> The task
Pick out each line containing the string "name".
======== Records ========
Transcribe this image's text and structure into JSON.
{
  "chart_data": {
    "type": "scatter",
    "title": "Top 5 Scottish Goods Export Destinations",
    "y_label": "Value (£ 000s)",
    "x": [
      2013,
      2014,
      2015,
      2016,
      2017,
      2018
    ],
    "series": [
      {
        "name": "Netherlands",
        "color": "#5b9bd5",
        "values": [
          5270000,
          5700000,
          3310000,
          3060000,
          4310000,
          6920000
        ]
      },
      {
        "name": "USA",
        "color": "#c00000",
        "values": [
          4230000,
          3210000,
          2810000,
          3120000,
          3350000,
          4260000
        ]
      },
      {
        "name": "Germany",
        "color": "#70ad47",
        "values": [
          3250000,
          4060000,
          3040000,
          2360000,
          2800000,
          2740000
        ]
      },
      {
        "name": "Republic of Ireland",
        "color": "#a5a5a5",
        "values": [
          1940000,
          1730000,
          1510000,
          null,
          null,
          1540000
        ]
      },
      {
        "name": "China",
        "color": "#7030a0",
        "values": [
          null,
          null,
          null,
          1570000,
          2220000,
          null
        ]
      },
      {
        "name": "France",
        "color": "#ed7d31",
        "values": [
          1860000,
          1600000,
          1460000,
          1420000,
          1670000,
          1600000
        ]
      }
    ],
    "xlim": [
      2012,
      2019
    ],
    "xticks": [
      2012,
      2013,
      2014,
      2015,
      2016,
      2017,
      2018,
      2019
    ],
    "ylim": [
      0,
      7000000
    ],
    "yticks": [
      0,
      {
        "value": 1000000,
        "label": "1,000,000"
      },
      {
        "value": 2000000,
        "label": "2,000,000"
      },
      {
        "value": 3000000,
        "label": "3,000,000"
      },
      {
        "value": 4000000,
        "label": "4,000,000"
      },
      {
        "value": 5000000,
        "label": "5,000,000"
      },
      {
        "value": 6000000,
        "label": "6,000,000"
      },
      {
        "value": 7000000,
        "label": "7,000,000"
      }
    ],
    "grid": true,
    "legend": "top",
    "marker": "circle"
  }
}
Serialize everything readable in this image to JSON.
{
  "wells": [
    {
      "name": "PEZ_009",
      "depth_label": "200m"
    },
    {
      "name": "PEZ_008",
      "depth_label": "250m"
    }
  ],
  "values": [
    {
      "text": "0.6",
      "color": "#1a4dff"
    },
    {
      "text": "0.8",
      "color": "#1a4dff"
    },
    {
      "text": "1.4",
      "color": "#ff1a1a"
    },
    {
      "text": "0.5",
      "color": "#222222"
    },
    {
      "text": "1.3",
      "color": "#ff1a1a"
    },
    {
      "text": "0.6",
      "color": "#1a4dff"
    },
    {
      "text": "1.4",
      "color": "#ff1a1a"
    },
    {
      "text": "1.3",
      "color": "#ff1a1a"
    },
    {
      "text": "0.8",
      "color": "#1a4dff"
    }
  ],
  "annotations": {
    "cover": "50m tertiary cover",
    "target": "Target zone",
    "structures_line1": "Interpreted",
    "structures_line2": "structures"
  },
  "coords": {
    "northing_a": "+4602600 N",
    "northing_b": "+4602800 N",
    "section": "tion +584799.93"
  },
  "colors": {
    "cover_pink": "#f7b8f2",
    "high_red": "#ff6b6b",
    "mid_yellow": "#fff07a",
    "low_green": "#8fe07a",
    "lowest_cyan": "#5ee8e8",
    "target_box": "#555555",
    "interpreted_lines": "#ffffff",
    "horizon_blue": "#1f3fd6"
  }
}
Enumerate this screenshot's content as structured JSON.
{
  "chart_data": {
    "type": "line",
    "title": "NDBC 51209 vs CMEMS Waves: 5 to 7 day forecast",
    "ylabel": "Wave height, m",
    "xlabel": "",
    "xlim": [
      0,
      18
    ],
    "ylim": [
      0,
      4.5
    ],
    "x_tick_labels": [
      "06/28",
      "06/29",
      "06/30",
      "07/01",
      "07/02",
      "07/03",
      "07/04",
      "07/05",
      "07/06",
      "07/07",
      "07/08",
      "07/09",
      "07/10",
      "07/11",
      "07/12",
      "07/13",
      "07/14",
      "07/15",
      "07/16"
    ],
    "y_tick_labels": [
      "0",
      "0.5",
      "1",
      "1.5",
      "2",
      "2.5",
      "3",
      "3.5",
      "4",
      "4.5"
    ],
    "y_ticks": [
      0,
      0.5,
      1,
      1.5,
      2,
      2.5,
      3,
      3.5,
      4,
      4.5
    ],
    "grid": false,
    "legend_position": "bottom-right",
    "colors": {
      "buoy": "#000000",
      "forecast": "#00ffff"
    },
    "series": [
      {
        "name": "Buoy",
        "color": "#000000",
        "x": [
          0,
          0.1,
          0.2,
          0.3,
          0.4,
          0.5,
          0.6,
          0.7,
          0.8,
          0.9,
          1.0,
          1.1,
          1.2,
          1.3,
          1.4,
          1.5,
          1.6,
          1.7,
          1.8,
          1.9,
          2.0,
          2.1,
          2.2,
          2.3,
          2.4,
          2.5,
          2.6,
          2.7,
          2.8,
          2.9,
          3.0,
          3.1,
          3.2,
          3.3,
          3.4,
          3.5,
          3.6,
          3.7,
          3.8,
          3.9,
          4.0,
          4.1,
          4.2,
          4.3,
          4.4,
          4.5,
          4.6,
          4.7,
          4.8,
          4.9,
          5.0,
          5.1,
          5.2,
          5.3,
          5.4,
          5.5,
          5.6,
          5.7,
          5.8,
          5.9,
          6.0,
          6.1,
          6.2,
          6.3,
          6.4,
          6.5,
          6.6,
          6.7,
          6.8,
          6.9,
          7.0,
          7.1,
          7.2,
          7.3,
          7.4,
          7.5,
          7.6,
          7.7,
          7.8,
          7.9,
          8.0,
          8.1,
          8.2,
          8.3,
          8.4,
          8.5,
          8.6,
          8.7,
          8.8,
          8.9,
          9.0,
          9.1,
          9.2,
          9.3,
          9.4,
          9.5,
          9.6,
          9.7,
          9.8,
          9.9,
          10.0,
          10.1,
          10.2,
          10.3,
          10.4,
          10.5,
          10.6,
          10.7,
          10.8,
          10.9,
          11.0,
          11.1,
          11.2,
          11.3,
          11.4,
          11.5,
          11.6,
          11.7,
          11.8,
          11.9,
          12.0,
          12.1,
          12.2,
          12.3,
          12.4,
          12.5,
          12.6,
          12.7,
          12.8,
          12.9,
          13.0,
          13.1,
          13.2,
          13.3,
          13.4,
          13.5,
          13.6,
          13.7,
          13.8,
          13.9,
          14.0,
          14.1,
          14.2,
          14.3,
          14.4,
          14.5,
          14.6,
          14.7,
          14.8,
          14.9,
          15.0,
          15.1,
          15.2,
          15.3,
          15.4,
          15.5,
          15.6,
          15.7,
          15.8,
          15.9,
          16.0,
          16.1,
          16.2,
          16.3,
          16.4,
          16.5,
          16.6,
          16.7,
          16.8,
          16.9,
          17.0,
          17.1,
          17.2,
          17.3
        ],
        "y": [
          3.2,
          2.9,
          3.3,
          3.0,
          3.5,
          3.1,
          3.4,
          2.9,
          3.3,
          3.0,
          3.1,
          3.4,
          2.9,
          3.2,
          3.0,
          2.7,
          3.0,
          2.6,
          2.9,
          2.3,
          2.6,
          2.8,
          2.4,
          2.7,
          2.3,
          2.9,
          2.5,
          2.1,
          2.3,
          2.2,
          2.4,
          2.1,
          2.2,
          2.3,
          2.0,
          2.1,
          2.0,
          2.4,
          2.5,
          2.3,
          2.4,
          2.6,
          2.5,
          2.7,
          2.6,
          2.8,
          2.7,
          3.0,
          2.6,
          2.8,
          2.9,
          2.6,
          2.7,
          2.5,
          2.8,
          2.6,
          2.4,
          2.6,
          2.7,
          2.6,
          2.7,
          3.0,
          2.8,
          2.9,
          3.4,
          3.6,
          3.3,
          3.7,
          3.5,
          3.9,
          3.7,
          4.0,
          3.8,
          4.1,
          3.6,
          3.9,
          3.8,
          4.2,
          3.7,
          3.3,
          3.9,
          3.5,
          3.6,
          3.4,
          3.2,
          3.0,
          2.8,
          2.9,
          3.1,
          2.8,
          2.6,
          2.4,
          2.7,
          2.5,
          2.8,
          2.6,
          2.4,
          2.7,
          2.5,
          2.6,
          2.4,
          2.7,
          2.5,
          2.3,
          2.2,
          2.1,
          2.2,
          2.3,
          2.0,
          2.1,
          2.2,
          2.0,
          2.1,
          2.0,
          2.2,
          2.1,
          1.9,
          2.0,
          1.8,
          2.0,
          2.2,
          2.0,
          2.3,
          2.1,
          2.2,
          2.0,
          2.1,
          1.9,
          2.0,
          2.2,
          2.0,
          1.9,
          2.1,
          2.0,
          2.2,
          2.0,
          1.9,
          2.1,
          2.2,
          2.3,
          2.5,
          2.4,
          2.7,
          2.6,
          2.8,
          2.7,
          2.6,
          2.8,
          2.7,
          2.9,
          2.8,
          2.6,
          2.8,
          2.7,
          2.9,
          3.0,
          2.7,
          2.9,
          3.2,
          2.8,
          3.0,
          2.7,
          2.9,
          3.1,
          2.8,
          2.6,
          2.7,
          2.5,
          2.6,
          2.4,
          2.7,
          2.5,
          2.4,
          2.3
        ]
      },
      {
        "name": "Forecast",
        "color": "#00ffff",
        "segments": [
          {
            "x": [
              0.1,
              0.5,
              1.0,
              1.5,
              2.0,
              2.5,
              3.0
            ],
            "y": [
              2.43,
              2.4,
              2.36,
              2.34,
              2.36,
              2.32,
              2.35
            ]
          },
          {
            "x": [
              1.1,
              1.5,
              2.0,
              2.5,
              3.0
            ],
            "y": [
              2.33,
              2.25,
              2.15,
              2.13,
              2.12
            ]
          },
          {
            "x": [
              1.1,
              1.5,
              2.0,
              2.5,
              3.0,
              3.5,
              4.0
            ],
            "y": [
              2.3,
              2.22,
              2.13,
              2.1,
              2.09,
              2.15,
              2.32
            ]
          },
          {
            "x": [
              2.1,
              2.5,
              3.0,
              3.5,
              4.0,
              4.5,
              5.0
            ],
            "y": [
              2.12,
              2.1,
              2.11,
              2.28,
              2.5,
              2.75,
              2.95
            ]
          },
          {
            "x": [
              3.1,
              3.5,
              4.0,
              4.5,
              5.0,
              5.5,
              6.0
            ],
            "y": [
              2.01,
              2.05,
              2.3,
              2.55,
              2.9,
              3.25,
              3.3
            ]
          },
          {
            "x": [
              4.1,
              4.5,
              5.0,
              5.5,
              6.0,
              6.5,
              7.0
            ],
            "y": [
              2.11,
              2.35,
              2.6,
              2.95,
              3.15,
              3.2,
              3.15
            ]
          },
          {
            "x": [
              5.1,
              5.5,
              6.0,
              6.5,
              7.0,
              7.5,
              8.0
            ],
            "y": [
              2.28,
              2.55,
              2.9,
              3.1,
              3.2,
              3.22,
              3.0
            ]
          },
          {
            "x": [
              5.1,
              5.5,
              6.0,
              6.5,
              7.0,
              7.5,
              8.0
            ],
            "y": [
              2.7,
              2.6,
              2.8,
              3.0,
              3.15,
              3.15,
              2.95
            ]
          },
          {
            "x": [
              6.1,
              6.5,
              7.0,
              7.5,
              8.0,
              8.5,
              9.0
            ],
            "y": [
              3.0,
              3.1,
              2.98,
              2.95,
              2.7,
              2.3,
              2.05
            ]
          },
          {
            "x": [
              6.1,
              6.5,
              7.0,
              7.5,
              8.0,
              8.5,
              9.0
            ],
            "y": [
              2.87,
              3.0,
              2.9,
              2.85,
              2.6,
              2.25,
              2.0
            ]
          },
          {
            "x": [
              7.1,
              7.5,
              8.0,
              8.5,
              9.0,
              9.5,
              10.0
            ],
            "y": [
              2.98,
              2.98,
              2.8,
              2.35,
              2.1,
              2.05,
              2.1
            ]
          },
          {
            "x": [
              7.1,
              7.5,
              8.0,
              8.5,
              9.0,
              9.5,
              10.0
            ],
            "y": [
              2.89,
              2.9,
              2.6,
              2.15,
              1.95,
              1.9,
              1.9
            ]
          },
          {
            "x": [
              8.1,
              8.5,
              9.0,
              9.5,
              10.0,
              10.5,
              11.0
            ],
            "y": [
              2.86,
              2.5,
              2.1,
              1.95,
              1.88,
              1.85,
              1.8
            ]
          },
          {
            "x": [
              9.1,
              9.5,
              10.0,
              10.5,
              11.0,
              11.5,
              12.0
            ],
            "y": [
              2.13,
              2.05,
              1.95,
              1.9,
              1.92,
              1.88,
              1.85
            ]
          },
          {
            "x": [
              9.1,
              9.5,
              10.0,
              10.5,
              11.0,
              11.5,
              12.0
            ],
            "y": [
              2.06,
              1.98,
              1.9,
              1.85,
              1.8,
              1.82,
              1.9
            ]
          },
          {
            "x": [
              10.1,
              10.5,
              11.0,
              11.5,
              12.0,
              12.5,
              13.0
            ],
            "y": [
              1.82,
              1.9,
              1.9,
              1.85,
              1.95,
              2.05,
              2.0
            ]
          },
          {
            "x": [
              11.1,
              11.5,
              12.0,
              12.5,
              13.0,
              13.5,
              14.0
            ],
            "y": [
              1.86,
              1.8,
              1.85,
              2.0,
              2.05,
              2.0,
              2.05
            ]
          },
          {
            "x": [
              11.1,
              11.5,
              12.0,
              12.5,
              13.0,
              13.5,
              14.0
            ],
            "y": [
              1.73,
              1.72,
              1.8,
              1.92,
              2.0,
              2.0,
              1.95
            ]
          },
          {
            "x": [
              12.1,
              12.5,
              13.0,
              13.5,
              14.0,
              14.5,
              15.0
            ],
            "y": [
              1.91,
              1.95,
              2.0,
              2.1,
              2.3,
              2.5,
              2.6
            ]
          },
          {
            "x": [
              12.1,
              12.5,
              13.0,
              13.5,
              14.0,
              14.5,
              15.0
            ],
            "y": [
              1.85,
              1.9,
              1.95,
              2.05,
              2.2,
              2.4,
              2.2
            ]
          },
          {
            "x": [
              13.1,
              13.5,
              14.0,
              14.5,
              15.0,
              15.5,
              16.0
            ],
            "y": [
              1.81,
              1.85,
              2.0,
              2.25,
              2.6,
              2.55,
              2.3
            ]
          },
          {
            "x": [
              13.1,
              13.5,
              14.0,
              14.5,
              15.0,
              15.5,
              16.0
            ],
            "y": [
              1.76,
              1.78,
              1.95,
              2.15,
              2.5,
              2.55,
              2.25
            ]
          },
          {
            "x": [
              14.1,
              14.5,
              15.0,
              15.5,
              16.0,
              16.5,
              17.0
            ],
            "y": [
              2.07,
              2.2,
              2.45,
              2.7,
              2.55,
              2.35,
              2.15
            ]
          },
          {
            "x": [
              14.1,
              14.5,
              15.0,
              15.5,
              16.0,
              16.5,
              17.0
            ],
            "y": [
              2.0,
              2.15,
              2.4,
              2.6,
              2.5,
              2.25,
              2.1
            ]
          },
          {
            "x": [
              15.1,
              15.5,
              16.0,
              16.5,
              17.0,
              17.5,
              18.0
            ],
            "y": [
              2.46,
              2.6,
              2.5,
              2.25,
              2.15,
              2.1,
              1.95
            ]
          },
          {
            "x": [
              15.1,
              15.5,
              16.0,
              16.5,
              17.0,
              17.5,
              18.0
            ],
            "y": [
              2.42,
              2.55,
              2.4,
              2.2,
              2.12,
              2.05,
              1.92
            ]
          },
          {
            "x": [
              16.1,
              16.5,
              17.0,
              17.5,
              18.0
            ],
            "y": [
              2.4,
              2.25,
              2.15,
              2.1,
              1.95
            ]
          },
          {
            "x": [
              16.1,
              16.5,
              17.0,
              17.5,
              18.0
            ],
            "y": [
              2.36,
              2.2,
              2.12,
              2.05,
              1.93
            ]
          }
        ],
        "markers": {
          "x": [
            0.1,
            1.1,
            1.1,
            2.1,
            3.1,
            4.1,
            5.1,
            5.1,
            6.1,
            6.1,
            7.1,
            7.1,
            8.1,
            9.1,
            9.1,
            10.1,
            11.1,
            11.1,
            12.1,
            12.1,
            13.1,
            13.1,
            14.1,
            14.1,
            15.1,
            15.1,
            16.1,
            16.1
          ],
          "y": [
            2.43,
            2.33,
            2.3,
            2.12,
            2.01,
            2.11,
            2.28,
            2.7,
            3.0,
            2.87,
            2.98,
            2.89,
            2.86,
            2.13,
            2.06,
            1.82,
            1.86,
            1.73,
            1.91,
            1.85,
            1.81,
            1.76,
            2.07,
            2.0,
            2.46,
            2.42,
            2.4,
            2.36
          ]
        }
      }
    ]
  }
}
========
> Full response
        "name": "Netherlands",
        "name": "USA",
        "name": "Germany",
        "name": "Republic of Ireland",
        "name": "China",
        "name": "France",
      "name": "PEZ_009",
      "name": "PEZ_008",
        "name": "Buoy",
        "name": "Forecast",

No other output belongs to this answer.